To do: Could you copy, character for character, the rows from the one with "x-tick-label: -35 — [503, 386, 528, 404]" to the one with "header-moon: Moon: 85%", including both of those rows?
--------------------------------------------------
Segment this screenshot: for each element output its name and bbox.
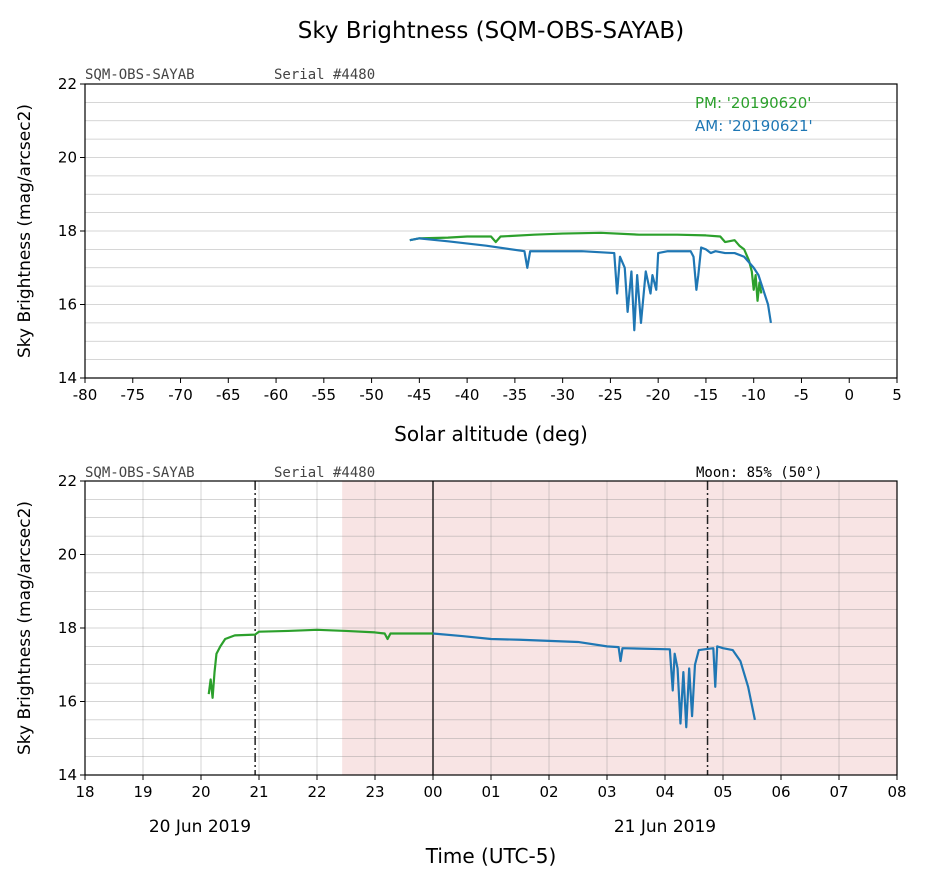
x-tick-label: -35 — [503, 386, 528, 404]
x-tick-label: -70 — [168, 386, 193, 404]
date-label-2: 21 Jun 2019 — [614, 817, 716, 837]
x-tick-label: 01 — [481, 783, 500, 801]
y-axis-label: Sky Brightness (mag/arcsec2) — [15, 501, 35, 755]
legend-am: AM: '20190621' — [695, 117, 813, 135]
x-tick-label: 06 — [771, 783, 790, 801]
x-tick-label: -80 — [73, 386, 98, 404]
y-tick-label: 20 — [58, 546, 77, 564]
y-tick-label: 16 — [58, 296, 77, 314]
y-tick-label: 16 — [58, 693, 77, 711]
y-tick-label: 14 — [58, 369, 77, 387]
y-tick-label: 20 — [58, 149, 77, 167]
x-tick-label: 02 — [539, 783, 558, 801]
x-tick-label: 5 — [892, 386, 902, 404]
x-tick-label: -75 — [121, 386, 146, 404]
x-axis-label: Time (UTC-5) — [425, 844, 557, 868]
x-tick-label: -40 — [455, 386, 480, 404]
x-tick-label: -30 — [550, 386, 575, 404]
header-station: SQM-OBS-SAYAB — [85, 67, 195, 83]
am-series-line — [409, 237, 772, 332]
x-axis-label: Solar altitude (deg) — [394, 422, 588, 446]
y-tick-label: 14 — [58, 766, 77, 784]
x-tick-label: -25 — [598, 386, 623, 404]
x-tick-label: 04 — [655, 783, 674, 801]
y-tick-label: 18 — [58, 619, 77, 637]
x-tick-label: 18 — [75, 783, 94, 801]
x-tick-label: -50 — [359, 386, 384, 404]
y-tick-label: 22 — [58, 75, 77, 93]
x-tick-label: -15 — [694, 386, 719, 404]
pm-series-line — [207, 628, 433, 699]
x-tick-label: 20 — [191, 783, 210, 801]
x-tick-label: 19 — [133, 783, 152, 801]
header-serial: Serial #4480 — [274, 465, 375, 481]
x-tick-label: 08 — [887, 783, 906, 801]
x-tick-label: -20 — [646, 386, 671, 404]
y-tick-label: 22 — [58, 472, 77, 490]
x-tick-label: 23 — [365, 783, 384, 801]
header-moon: Moon: 85% (50°) — [696, 465, 822, 481]
x-tick-label: 22 — [307, 783, 326, 801]
x-tick-label: -45 — [407, 386, 432, 404]
x-tick-label: -55 — [312, 386, 337, 404]
x-tick-label: 07 — [829, 783, 848, 801]
x-tick-label: -10 — [741, 386, 766, 404]
am-series-line — [432, 632, 756, 729]
x-tick-label: 05 — [713, 783, 732, 801]
x-tick-label: -65 — [216, 386, 241, 404]
header-serial: Serial #4480 — [274, 67, 375, 83]
y-axis-label: Sky Brightness (mag/arcsec2) — [15, 104, 35, 358]
figure-title: Sky Brightness (SQM-OBS-SAYAB) — [298, 18, 684, 44]
time-panel: 18 19 20 21 22 23 00 01 02 03 04 05 06 07 08 14 16 18 20 22… — [15, 465, 907, 868]
solar-altitude-panel: -80 -75 -70 -65 -60 -55 -50 -45 -40 -35 -30 -25 -20-… — [15, 67, 902, 446]
y-tick-label: 18 — [58, 222, 77, 240]
x-tick-label: 0 — [844, 386, 854, 404]
header-station: SQM-OBS-SAYAB — [85, 465, 195, 481]
legend-pm: PM: '20190620' — [695, 94, 811, 112]
x-tick-label: 03 — [597, 783, 616, 801]
x-tick-label: 00 — [423, 783, 442, 801]
pm-series-line — [409, 231, 763, 302]
date-label-1: 20 Jun 2019 — [149, 817, 251, 837]
x-tick-label: -5 — [794, 386, 809, 404]
x-tick-label: 21 — [249, 783, 268, 801]
x-tick-label: -60 — [264, 386, 289, 404]
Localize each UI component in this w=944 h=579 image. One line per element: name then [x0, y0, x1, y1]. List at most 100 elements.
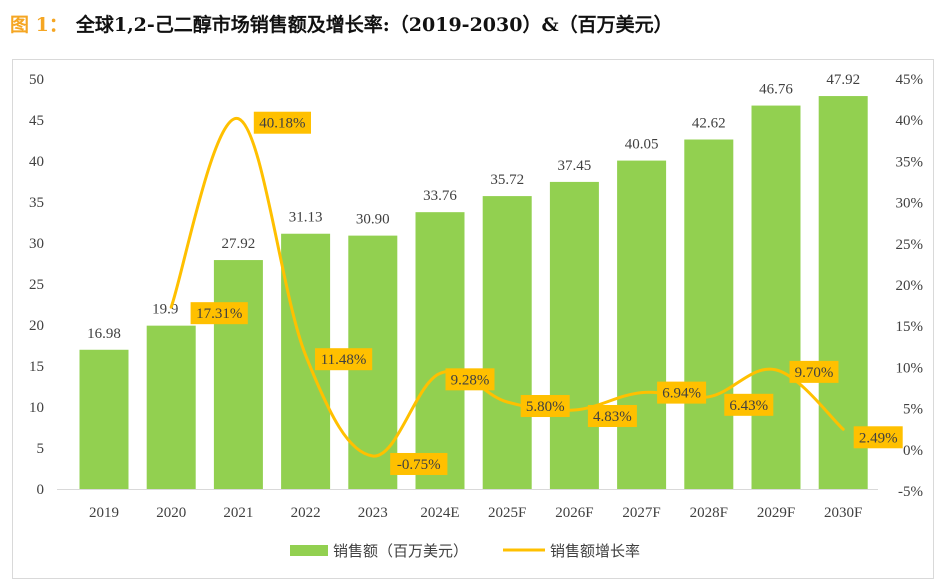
growth-label: -0.75%	[390, 452, 448, 475]
figure-number: 图 1：	[10, 13, 68, 36]
growth-label-box	[315, 348, 373, 371]
growth-label-box	[520, 395, 570, 418]
bar	[617, 160, 667, 489]
bar	[818, 96, 868, 489]
right-axis: -5% 0% 5% 10% 15% 20% 25% 30% 35% 40% 45%	[896, 72, 924, 500]
growth-label-box	[390, 452, 448, 475]
bar-value-label: 33.76	[423, 188, 457, 204]
growth-label-box	[445, 368, 495, 391]
bar	[549, 181, 599, 489]
left-tick-label: 10	[29, 400, 44, 416]
growth-label-box	[587, 405, 637, 428]
right-tick-label: 35%	[896, 154, 924, 170]
bar-value-label: 30.90	[356, 212, 390, 228]
bar-series	[79, 96, 868, 490]
x-tick-label: 2026F	[555, 505, 593, 521]
growth-label-text: 4.83%	[593, 409, 632, 425]
growth-label-text: 11.48%	[321, 352, 367, 368]
growth-label-text: 2.49%	[859, 430, 898, 446]
right-tick-label: 15%	[896, 319, 924, 335]
x-tick-label: 2022	[291, 505, 321, 521]
growth-label: 11.48%	[315, 348, 373, 371]
right-tick-label: 10%	[896, 360, 924, 376]
growth-label: 2.49%	[853, 426, 903, 449]
bar-value-label: 27.92	[222, 236, 256, 252]
growth-label: 6.43%	[724, 393, 774, 416]
growth-label-box	[657, 381, 707, 404]
x-tick-label: 2023	[358, 505, 388, 521]
growth-label-box	[190, 302, 248, 325]
left-tick-label: 50	[29, 72, 44, 88]
growth-label-text: 40.18%	[259, 116, 305, 132]
bar	[482, 196, 532, 489]
bar	[146, 325, 196, 489]
right-tick-label: 5%	[903, 402, 923, 418]
bar-value-label: 19.9	[152, 302, 178, 318]
bar	[415, 212, 465, 489]
bar	[213, 260, 263, 489]
x-tick-label: 2020	[156, 505, 186, 521]
right-tick-label: 25%	[896, 237, 924, 253]
left-tick-label: 0	[37, 482, 45, 498]
growth-label-text: 9.28%	[451, 372, 490, 388]
growth-label: 9.70%	[789, 360, 839, 383]
legend: 销售额（百万美元） 销售额增长率	[290, 542, 640, 560]
right-tick-label: 20%	[896, 278, 924, 294]
legend-bar-swatch	[290, 545, 328, 556]
x-tick-label: 2019	[89, 505, 119, 521]
growth-label: 5.80%	[520, 395, 570, 418]
growth-label-box	[253, 111, 311, 134]
right-tick-label: 30%	[896, 196, 924, 212]
x-tick-label: 2021	[223, 505, 253, 521]
left-tick-label: 20	[29, 318, 44, 334]
growth-label: 6.94%	[657, 381, 707, 404]
growth-label: 9.28%	[445, 368, 495, 391]
bar-value-label: 35.72	[490, 172, 524, 188]
growth-label-text: 17.31%	[196, 306, 242, 322]
legend-line-label: 销售额增长率	[550, 542, 640, 560]
left-tick-label: 40	[29, 154, 44, 170]
left-tick-label: 5	[37, 441, 45, 457]
x-tick-label: 2024E	[420, 505, 459, 521]
bar	[79, 349, 129, 489]
right-tick-label: 0%	[903, 443, 923, 459]
growth-label-text: -0.75%	[397, 457, 441, 473]
left-tick-label: 30	[29, 236, 44, 252]
growth-label: 40.18%	[253, 111, 311, 134]
x-axis: 2019 2020 2021 2022 2023 2024E 2025F 2026F 2027F…	[89, 505, 862, 521]
title-text: 全球1,2-己二醇市场销售额及增长率:（2019-2030）&（百万美元）	[75, 13, 673, 36]
bar-value-label: 40.05	[625, 137, 659, 153]
bar-value-label: 37.45	[558, 158, 592, 174]
growth-label-text: 9.70%	[795, 365, 834, 381]
left-tick-label: 35	[29, 195, 44, 211]
bar-value-label: 16.98	[87, 326, 121, 342]
bar-value-label: 46.76	[759, 82, 793, 98]
growth-label-text: 6.94%	[662, 386, 701, 402]
left-tick-label: 25	[29, 277, 44, 293]
left-tick-label: 15	[29, 359, 44, 375]
growth-label: 4.83%	[587, 405, 637, 428]
bar	[684, 139, 734, 490]
growth-label-box	[853, 426, 903, 449]
bar-value-label: 42.62	[692, 116, 726, 132]
growth-label: 17.31%	[190, 302, 248, 325]
growth-label-text: 5.80%	[526, 399, 565, 415]
left-tick-label: 45	[29, 113, 44, 129]
legend-bar-label: 销售额（百万美元）	[333, 542, 468, 560]
bar	[751, 105, 801, 490]
right-tick-label: 40%	[896, 113, 924, 129]
bar-value-label: 47.92	[826, 72, 860, 88]
left-axis: 0 5 10 15 20 25 30 35 40 45 50	[29, 72, 44, 498]
right-tick-label: -5%	[898, 484, 923, 500]
growth-rate-labels: 17.31% 40.18% 11.48% -0.75% 9.28% 5.80% 4.83% 6…	[190, 111, 903, 475]
growth-label-box	[789, 360, 839, 383]
x-tick-label: 2029F	[757, 505, 795, 521]
growth-label-text: 6.43%	[729, 398, 768, 414]
growth-label-box	[724, 393, 774, 416]
bar-value-label: 31.13	[289, 210, 323, 226]
x-tick-label: 2028F	[690, 505, 728, 521]
bar-value-labels: 16.98 19.9 27.92 31.13 30.90 33.76 35.72 37.45 4…	[87, 72, 860, 342]
x-tick-label: 2025F	[488, 505, 526, 521]
x-tick-label: 2030F	[824, 505, 862, 521]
--------------------------------------------------
Right answer:
x-tick-label: -35 — [503, 386, 528, 404]
x-tick-label: -70 — [168, 386, 193, 404]
date-label-2: 21 Jun 2019 — [614, 817, 716, 837]
x-tick-label: 01 — [481, 783, 500, 801]
y-axis-label: Sky Brightness (mag/arcsec2) — [15, 501, 35, 755]
legend-am: AM: '20190621' — [695, 117, 813, 135]
x-tick-label: 06 — [771, 783, 790, 801]
x-tick-label: -80 — [73, 386, 98, 404]
y-tick-label: 20 — [58, 546, 77, 564]
y-tick-label: 16 — [58, 296, 77, 314]
y-tick-label: 16 — [58, 693, 77, 711]
y-tick-label: 14 — [58, 369, 77, 387]
y-tick-label: 20 — [58, 149, 77, 167]
x-tick-label: 02 — [539, 783, 558, 801]
x-tick-label: 5 — [892, 386, 902, 404]
x-tick-label: -75 — [121, 386, 146, 404]
x-axis-label: Time (UTC-5) — [425, 844, 557, 868]
x-tick-label: -40 — [455, 386, 480, 404]
x-tick-label: -30 — [550, 386, 575, 404]
header-station: SQM-OBS-SAYAB — [85, 67, 195, 83]
am-series-line — [409, 237, 772, 332]
x-axis-label: Solar altitude (deg) — [394, 422, 588, 446]
y-tick-label: 14 — [58, 766, 77, 784]
x-tick-label: -25 — [598, 386, 623, 404]
x-tick-label: 04 — [655, 783, 674, 801]
y-tick-label: 18 — [58, 619, 77, 637]
x-tick-label: 18 — [75, 783, 94, 801]
x-tick-label: -50 — [359, 386, 384, 404]
y-tick-label: 22 — [58, 75, 77, 93]
x-tick-label: -15 — [694, 386, 719, 404]
pm-series-line — [207, 628, 433, 699]
x-tick-label: 20 — [191, 783, 210, 801]
x-tick-label: 19 — [133, 783, 152, 801]
header-serial: Serial #4480 — [274, 465, 375, 481]
x-tick-label: 08 — [887, 783, 906, 801]
x-tick-label: -20 — [646, 386, 671, 404]
y-tick-label: 22 — [58, 472, 77, 490]
x-tick-label: 23 — [365, 783, 384, 801]
header-moon: Moon: 85% (50°) — [696, 465, 822, 481]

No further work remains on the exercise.